◆ THE TASK ◆
Filter the data for lines with the word "name", then copy every line so identified.

[start DATA TO PROCESS]

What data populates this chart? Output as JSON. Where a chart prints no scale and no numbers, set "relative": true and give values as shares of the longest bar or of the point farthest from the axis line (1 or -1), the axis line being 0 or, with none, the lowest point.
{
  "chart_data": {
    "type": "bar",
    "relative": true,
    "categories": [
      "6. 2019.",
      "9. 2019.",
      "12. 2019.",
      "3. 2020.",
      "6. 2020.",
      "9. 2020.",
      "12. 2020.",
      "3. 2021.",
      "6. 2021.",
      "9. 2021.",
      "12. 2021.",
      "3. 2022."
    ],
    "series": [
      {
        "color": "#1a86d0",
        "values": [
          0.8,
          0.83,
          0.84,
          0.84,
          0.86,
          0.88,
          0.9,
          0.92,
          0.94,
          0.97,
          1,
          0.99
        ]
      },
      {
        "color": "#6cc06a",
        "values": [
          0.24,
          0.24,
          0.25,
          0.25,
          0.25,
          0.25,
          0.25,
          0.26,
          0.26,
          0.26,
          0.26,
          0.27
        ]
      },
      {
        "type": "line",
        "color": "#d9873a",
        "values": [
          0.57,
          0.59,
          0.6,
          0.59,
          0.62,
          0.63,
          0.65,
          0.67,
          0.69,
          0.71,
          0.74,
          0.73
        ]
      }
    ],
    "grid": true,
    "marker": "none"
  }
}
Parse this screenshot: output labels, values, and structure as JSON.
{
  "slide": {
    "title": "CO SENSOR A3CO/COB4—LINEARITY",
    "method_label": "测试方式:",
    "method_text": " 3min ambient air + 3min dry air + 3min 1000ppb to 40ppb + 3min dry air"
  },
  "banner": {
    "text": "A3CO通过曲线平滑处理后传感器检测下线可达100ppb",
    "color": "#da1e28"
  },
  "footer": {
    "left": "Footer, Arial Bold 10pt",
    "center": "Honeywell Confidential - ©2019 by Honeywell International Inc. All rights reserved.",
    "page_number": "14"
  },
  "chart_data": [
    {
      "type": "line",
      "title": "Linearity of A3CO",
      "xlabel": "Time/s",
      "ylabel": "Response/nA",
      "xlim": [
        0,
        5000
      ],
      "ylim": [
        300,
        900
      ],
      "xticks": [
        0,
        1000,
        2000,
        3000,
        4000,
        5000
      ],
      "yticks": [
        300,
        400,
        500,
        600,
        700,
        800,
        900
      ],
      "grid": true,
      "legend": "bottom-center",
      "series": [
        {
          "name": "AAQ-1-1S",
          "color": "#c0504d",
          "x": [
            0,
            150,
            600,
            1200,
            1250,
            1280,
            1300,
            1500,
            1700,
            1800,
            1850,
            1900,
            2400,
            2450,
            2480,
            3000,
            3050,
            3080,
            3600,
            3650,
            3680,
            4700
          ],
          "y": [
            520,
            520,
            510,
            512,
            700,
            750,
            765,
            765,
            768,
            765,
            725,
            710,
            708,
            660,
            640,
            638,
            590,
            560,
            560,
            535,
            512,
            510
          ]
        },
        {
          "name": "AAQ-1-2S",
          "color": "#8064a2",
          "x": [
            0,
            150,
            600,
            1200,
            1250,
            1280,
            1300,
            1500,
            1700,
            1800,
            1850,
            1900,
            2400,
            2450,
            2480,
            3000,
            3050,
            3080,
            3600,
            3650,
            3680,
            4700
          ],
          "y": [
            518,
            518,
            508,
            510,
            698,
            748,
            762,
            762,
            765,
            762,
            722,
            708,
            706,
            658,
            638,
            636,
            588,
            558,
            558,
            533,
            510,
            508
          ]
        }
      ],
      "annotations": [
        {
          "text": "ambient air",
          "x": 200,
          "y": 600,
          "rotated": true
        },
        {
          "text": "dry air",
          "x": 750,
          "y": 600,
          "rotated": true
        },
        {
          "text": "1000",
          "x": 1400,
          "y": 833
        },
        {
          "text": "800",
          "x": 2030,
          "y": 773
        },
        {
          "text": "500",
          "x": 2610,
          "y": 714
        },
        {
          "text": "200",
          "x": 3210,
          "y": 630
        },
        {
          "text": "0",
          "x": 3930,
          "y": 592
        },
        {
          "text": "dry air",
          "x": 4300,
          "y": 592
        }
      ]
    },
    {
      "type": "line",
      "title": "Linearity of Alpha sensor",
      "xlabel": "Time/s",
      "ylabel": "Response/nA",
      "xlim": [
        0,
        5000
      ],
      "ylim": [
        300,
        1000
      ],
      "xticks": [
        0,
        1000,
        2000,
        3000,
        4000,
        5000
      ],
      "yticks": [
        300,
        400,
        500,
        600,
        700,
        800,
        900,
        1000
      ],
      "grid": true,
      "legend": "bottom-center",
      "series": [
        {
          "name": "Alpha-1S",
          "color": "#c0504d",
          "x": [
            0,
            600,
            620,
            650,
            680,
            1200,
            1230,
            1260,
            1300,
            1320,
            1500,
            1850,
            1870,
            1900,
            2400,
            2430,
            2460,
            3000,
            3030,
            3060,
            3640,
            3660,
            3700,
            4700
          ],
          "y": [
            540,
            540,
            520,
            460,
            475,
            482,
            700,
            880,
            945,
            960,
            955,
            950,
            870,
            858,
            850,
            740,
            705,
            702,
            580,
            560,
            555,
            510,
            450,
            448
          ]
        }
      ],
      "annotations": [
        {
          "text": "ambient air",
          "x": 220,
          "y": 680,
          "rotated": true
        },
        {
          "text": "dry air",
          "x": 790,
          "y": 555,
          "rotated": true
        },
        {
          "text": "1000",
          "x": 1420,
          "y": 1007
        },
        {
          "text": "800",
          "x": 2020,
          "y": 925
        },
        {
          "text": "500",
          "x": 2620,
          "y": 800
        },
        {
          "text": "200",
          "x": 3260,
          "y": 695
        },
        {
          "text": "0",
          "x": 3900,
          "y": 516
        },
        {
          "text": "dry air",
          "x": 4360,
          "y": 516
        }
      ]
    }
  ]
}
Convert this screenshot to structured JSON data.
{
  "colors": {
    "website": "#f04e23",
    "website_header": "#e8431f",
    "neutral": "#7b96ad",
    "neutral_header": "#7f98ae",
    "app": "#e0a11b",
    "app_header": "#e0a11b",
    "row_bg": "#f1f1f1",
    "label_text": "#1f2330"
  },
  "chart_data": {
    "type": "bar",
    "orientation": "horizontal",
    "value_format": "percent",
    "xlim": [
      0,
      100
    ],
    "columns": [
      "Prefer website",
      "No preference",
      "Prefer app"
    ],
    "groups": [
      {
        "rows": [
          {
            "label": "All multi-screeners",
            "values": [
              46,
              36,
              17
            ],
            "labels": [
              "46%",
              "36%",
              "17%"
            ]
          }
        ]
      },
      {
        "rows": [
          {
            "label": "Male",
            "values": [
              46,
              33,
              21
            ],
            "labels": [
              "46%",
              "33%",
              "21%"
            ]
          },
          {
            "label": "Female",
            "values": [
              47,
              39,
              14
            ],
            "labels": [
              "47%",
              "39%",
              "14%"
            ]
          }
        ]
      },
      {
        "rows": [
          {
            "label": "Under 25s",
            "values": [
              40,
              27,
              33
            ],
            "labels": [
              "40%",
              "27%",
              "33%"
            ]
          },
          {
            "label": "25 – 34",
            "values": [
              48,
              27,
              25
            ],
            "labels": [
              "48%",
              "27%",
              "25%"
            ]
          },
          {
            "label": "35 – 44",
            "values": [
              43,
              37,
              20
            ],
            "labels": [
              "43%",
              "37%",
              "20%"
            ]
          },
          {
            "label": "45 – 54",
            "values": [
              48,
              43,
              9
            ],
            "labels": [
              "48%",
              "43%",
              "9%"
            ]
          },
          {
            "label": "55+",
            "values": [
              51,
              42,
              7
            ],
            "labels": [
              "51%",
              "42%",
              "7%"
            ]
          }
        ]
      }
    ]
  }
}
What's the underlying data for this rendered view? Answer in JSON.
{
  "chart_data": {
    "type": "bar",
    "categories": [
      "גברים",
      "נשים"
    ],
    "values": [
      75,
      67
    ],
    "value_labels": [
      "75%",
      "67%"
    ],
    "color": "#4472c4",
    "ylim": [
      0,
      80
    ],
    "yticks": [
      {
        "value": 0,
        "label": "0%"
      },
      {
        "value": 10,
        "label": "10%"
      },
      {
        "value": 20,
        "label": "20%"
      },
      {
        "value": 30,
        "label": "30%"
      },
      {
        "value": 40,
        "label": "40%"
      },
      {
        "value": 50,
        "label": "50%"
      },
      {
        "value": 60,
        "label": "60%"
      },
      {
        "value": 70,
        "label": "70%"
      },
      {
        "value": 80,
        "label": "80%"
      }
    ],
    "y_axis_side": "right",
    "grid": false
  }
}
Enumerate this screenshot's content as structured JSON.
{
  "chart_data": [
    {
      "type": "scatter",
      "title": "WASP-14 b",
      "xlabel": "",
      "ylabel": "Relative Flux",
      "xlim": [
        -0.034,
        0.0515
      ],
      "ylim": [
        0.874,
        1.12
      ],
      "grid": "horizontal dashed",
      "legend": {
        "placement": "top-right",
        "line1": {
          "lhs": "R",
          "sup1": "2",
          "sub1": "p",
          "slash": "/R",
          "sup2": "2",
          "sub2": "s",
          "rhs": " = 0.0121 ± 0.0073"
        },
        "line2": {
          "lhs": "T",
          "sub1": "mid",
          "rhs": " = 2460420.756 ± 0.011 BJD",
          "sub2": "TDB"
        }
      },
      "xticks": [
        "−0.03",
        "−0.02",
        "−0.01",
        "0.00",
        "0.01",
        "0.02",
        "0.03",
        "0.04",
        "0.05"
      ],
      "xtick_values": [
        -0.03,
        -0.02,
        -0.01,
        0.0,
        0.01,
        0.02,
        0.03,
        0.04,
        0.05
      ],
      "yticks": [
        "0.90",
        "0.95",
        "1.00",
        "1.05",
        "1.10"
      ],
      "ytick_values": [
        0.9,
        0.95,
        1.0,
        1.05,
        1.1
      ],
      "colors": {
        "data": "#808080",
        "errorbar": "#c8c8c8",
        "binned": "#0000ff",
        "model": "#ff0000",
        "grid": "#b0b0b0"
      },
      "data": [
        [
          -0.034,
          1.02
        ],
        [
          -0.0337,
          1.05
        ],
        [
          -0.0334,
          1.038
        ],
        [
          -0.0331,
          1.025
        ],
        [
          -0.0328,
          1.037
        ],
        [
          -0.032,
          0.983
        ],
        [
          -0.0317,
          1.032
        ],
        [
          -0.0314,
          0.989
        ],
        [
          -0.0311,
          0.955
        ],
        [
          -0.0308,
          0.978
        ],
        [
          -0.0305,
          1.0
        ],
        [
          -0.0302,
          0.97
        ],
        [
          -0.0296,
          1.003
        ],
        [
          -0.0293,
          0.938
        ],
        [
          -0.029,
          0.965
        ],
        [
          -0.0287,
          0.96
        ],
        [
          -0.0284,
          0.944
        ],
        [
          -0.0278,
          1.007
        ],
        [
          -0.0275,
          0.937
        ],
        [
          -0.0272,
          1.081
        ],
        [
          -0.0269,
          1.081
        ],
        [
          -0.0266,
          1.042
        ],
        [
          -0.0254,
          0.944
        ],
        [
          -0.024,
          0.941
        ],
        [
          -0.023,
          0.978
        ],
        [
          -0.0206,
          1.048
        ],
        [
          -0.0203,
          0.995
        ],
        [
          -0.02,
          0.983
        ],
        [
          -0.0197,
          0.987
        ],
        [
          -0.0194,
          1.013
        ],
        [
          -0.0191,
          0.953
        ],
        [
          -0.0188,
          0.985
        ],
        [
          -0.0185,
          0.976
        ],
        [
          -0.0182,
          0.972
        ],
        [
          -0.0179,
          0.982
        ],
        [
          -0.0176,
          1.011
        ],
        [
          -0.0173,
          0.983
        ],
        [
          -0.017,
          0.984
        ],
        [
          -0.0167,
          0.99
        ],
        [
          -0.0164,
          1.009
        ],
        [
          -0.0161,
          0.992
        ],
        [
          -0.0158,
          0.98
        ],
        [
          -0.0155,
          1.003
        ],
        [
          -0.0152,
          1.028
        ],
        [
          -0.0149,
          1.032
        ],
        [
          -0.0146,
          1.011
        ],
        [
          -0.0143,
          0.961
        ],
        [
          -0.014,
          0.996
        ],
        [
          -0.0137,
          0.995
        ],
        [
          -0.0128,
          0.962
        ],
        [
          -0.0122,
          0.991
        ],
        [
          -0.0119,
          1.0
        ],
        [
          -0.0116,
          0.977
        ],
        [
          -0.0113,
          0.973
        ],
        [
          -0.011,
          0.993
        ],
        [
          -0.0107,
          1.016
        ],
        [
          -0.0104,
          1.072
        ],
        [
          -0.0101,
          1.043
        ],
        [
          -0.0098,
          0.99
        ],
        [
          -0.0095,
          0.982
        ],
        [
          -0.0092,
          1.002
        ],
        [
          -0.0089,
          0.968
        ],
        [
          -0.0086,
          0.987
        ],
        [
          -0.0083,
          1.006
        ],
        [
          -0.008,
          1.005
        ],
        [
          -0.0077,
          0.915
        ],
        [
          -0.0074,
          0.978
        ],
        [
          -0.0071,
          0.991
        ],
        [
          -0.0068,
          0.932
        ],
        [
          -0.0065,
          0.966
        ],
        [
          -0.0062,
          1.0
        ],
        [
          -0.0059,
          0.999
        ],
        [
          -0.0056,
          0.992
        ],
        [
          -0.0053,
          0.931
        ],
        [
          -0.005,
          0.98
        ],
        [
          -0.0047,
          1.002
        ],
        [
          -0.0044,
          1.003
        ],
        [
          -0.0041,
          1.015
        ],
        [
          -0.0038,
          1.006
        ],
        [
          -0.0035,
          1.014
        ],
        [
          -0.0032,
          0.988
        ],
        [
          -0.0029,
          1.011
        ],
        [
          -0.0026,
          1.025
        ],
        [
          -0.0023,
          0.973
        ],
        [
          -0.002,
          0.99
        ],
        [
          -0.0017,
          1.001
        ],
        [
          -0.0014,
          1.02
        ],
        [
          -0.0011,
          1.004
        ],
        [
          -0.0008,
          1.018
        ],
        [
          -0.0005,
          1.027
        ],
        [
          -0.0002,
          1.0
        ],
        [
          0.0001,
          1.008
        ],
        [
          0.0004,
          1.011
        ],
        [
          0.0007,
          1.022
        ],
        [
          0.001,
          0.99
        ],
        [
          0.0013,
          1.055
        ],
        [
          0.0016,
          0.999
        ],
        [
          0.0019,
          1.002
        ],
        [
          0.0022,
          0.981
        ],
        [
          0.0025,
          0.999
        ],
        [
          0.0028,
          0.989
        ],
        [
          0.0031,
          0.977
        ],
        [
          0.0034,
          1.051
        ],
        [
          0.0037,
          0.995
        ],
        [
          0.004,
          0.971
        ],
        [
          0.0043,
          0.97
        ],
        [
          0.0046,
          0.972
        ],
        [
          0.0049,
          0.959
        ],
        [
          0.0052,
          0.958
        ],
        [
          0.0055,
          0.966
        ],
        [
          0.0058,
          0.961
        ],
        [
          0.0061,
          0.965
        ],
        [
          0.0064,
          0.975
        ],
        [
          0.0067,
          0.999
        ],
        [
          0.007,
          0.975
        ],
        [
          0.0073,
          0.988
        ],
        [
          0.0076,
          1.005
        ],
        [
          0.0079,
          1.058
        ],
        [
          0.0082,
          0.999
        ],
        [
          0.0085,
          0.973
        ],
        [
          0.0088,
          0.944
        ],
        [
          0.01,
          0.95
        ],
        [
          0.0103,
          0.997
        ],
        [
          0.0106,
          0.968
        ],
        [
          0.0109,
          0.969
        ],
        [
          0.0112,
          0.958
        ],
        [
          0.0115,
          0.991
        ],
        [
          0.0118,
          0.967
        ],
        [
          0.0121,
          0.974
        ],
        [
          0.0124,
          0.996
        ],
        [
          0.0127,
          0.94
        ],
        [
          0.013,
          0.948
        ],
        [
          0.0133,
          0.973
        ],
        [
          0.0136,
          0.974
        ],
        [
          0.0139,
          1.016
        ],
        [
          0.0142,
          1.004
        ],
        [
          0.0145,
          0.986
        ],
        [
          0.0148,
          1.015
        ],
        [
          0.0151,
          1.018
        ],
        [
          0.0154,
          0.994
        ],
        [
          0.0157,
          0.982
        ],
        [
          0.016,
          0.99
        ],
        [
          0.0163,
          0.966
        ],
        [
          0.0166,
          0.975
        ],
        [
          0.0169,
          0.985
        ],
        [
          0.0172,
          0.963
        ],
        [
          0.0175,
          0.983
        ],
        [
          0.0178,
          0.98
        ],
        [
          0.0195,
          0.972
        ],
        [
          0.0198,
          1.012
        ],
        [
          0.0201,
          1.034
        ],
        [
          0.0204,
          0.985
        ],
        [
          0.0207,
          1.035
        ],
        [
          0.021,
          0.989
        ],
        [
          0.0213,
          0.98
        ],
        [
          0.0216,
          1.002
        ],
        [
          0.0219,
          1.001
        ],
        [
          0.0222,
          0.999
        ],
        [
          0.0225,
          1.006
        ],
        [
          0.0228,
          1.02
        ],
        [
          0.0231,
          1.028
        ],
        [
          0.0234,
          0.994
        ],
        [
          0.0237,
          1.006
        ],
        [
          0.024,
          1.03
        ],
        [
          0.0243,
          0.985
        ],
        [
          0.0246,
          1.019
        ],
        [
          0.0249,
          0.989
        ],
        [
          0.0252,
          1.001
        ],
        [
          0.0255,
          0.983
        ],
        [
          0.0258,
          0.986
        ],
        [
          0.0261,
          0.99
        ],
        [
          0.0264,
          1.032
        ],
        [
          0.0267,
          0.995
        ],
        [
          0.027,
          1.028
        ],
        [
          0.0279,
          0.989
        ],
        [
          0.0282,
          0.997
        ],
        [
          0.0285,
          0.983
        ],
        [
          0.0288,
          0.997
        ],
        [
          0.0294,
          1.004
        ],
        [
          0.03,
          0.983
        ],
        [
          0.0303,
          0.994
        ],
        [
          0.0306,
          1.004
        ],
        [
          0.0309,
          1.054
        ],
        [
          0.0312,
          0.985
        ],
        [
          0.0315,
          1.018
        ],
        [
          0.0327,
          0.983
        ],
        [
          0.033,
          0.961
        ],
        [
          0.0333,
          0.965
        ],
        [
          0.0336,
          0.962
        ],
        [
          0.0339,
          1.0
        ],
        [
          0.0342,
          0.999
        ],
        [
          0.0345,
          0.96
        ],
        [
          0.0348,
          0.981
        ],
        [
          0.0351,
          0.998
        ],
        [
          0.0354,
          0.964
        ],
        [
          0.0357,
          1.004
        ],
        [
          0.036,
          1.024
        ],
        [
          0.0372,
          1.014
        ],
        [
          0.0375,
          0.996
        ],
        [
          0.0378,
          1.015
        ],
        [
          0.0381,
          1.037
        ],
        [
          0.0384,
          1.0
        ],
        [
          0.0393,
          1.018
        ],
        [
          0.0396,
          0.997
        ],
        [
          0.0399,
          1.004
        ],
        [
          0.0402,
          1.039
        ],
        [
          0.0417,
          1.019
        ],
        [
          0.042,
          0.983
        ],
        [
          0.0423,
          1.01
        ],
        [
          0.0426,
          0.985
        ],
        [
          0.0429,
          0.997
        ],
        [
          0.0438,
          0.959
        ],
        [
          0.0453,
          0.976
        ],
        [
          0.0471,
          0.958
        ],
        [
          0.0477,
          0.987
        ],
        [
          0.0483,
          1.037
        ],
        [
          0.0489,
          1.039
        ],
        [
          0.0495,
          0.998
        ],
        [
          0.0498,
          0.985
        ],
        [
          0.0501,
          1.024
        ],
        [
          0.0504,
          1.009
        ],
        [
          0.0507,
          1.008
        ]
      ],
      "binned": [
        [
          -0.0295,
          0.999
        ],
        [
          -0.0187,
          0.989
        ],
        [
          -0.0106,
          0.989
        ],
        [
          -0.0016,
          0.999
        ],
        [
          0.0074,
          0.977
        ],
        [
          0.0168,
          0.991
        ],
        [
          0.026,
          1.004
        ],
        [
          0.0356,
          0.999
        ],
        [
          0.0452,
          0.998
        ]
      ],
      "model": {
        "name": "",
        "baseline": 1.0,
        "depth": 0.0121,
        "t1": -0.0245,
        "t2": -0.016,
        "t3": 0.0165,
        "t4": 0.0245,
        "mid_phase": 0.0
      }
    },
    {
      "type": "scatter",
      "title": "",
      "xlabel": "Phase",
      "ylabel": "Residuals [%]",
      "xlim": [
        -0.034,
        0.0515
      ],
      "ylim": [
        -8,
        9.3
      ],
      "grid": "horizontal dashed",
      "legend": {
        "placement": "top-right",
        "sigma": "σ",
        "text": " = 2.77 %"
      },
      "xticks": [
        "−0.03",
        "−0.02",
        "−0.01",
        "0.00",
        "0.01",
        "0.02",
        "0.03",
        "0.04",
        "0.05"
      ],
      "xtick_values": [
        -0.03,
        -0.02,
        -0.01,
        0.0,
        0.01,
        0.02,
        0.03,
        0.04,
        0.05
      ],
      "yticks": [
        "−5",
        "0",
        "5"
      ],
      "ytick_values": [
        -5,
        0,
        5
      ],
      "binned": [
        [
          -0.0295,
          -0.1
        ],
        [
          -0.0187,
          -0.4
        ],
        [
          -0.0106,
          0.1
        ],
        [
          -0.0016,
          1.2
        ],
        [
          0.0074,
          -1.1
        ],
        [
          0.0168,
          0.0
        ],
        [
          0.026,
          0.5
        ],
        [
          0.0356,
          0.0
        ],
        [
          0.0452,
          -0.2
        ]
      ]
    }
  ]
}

[end DATA TO PROCESS]

◆ THE REPLY ◆
          "name": "AAQ-1-1S",
          "name": "AAQ-1-2S",
          "name": "Alpha-1S",
        "name": "",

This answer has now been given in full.